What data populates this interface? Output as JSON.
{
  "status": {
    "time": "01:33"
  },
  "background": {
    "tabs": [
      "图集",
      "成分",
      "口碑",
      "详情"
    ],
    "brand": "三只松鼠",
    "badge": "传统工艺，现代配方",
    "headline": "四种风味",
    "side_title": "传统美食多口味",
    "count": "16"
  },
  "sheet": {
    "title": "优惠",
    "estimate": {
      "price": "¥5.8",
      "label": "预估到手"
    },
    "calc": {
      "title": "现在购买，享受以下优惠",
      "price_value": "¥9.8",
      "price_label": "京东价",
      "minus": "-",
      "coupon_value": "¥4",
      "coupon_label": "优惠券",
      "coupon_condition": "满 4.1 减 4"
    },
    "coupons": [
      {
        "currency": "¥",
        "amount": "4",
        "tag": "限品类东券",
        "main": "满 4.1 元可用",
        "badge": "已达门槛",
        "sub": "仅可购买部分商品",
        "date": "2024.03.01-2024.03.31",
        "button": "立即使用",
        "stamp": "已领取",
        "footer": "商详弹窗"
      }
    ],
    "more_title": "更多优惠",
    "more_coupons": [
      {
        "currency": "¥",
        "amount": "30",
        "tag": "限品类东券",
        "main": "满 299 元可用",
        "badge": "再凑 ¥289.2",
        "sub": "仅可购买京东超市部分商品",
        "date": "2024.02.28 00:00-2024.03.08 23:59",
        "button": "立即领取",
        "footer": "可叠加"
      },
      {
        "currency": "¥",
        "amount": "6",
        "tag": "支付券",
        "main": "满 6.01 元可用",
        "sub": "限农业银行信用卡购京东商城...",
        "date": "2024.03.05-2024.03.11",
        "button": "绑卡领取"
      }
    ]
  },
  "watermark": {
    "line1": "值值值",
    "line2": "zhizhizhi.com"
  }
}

====

Requirement >>
Pick out the lines containing the string "main" and show them.

Reply to the task >>
        "main": "满 4.1 元可用",
        "main": "满 299 元可用",
        "main": "满 6.01 元可用",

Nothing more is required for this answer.